[Excerpt from a dataset]
(begin)
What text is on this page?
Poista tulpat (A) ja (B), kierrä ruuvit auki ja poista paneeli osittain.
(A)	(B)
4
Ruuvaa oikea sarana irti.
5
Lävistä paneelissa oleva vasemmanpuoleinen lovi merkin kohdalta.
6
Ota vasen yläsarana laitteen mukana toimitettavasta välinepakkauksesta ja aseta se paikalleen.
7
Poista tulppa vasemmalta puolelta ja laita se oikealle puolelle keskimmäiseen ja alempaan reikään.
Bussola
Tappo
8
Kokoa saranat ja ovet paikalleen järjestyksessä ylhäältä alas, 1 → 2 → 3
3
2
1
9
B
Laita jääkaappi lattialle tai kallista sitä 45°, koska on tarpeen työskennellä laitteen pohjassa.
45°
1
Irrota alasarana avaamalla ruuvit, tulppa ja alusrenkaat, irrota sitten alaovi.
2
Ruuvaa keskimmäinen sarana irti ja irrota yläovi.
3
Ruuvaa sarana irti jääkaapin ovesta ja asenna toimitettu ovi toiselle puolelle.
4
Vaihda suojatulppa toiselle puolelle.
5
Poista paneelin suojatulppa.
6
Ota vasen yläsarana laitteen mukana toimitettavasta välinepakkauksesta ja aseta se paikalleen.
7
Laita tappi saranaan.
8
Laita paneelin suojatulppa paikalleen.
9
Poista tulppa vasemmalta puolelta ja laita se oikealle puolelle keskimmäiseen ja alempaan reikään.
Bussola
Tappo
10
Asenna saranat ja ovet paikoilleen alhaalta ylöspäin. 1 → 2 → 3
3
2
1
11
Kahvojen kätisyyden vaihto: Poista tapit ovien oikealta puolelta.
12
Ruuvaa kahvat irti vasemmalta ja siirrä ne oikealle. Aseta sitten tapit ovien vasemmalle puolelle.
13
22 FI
(end)
Work required:
Word for word, extract all the records.

Final answer:
What text is on this page?
Poista tulpat (A) ja (B), kierrä ruuvit auki ja poista paneeli osittain.
(A)	(B)
4
Ruuvaa oikea sarana irti.
5
Lävistä paneelissa oleva vasemmanpuoleinen lovi merkin kohdalta.
6
Ota vasen yläsarana laitteen mukana toimitettavasta välinepakkauksesta ja aseta se paikalleen.
7
Poista tulppa vasemmalta puolelta ja laita se oikealle puolelle keskimmäiseen ja alempaan reikään.
Bussola
Tappo
8
Kokoa saranat ja ovet paikalleen järjestyksessä ylhäältä alas, 1 → 2 → 3
3
2
1
9
B
Laita jääkaappi lattialle tai kallista sitä 45°, koska on tarpeen työskennellä laitteen pohjassa.
45°
1
Irrota alasarana avaamalla ruuvit, tulppa ja alusrenkaat, irrota sitten alaovi.
2
Ruuvaa keskimmäinen sarana irti ja irrota yläovi.
3
Ruuvaa sarana irti jääkaapin ovesta ja asenna toimitettu ovi toiselle puolelle.
4
Vaihda suojatulppa toiselle puolelle.
5
Poista paneelin suojatulppa.
6
Ota vasen yläsarana laitteen mukana toimitettavasta välinepakkauksesta ja aseta se paikalleen.
7
Laita tappi saranaan.
8
Laita paneelin suojatulppa paikalleen.
9
Poista tulppa vasemmalta puolelta ja laita se oikealle puolelle keskimmäiseen ja alempaan reikään.
Bussola
Tappo
10
Asenna saranat ja ovet paikoilleen alhaalta ylöspäin. 1 → 2 → 3
3
2
1
11
Kahvojen kätisyyden vaihto: Poista tapit ovien oikealta puolelta.
12
Ruuvaa kahvat irti vasemmalta ja siirrä ne oikealle. Aseta sitten tapit ovien vasemmalle puolelle.
13
22 FI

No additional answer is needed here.